[Dataset records]

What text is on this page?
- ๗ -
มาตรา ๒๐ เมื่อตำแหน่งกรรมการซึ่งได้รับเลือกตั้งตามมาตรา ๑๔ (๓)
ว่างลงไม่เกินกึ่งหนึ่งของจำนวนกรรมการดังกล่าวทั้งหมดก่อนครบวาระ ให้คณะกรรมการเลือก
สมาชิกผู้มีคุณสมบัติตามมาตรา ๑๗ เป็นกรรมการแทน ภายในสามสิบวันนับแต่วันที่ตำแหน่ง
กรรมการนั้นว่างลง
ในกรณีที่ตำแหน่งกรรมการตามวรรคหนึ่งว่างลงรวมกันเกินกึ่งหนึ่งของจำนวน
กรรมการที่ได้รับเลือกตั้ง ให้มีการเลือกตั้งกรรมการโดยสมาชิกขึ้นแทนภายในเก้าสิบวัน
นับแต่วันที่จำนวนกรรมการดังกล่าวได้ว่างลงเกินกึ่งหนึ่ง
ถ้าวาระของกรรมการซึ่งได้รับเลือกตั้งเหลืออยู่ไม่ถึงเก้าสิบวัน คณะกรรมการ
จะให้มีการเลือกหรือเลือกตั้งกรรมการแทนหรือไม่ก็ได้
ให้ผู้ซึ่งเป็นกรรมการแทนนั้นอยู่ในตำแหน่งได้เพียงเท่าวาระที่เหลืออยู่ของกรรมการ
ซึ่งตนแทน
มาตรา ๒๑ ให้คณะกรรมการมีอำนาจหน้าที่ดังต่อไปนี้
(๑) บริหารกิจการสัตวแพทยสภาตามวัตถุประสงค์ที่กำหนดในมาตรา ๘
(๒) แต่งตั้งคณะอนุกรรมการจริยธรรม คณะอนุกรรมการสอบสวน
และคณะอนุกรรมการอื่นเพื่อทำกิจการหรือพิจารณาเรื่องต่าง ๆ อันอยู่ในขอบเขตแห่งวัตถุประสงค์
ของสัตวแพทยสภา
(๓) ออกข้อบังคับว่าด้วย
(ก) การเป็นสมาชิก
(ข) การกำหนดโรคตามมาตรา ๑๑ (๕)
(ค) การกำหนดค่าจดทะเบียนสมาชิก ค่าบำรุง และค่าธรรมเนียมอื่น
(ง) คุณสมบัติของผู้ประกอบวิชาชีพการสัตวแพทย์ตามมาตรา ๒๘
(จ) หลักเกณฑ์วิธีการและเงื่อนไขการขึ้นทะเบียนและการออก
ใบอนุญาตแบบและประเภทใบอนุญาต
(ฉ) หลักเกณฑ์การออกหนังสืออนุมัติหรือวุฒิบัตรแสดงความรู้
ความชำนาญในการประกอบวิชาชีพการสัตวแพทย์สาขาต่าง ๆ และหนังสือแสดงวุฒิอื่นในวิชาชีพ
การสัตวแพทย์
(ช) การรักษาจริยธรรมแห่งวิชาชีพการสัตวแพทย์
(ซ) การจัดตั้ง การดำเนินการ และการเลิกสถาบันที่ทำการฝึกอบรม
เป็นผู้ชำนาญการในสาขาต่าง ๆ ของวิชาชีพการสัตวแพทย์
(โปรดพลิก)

_WHAT YOU ARE ASKED TO DO_.
Copy the data above exactly. Every line must be included.

_TASK ANSWER_.
What text is on this page?
- ๗ -
มาตรา ๒๐ เมื่อตำแหน่งกรรมการซึ่งได้รับเลือกตั้งตามมาตรา ๑๔ (๓)
ว่างลงไม่เกินกึ่งหนึ่งของจำนวนกรรมการดังกล่าวทั้งหมดก่อนครบวาระ ให้คณะกรรมการเลือก
สมาชิกผู้มีคุณสมบัติตามมาตรา ๑๗ เป็นกรรมการแทน ภายในสามสิบวันนับแต่วันที่ตำแหน่ง
กรรมการนั้นว่างลง
ในกรณีที่ตำแหน่งกรรมการตามวรรคหนึ่งว่างลงรวมกันเกินกึ่งหนึ่งของจำนวน
กรรมการที่ได้รับเลือกตั้ง ให้มีการเลือกตั้งกรรมการโดยสมาชิกขึ้นแทนภายในเก้าสิบวัน
นับแต่วันที่จำนวนกรรมการดังกล่าวได้ว่างลงเกินกึ่งหนึ่ง
ถ้าวาระของกรรมการซึ่งได้รับเลือกตั้งเหลืออยู่ไม่ถึงเก้าสิบวัน คณะกรรมการ
จะให้มีการเลือกหรือเลือกตั้งกรรมการแทนหรือไม่ก็ได้
ให้ผู้ซึ่งเป็นกรรมการแทนนั้นอยู่ในตำแหน่งได้เพียงเท่าวาระที่เหลืออยู่ของกรรมการ
ซึ่งตนแทน
มาตรา ๒๑ ให้คณะกรรมการมีอำนาจหน้าที่ดังต่อไปนี้
(๑) บริหารกิจการสัตวแพทยสภาตามวัตถุประสงค์ที่กำหนดในมาตรา ๘
(๒) แต่งตั้งคณะอนุกรรมการจริยธรรม คณะอนุกรรมการสอบสวน
และคณะอนุกรรมการอื่นเพื่อทำกิจการหรือพิจารณาเรื่องต่าง ๆ อันอยู่ในขอบเขตแห่งวัตถุประสงค์
ของสัตวแพทยสภา
(๓) ออกข้อบังคับว่าด้วย
(ก) การเป็นสมาชิก
(ข) การกำหนดโรคตามมาตรา ๑๑ (๕)
(ค) การกำหนดค่าจดทะเบียนสมาชิก ค่าบำรุง และค่าธรรมเนียมอื่น
(ง) คุณสมบัติของผู้ประกอบวิชาชีพการสัตวแพทย์ตามมาตรา ๒๘
(จ) หลักเกณฑ์วิธีการและเงื่อนไขการขึ้นทะเบียนและการออก
ใบอนุญาตแบบและประเภทใบอนุญาต
(ฉ) หลักเกณฑ์การออกหนังสืออนุมัติหรือวุฒิบัตรแสดงความรู้
ความชำนาญในการประกอบวิชาชีพการสัตวแพทย์สาขาต่าง ๆ และหนังสือแสดงวุฒิอื่นในวิชาชีพ
การสัตวแพทย์
(ช) การรักษาจริยธรรมแห่งวิชาชีพการสัตวแพทย์
(ซ) การจัดตั้ง การดำเนินการ และการเลิกสถาบันที่ทำการฝึกอบรม
เป็นผู้ชำนาญการในสาขาต่าง ๆ ของวิชาชีพการสัตวแพทย์
(โปรดพลิก)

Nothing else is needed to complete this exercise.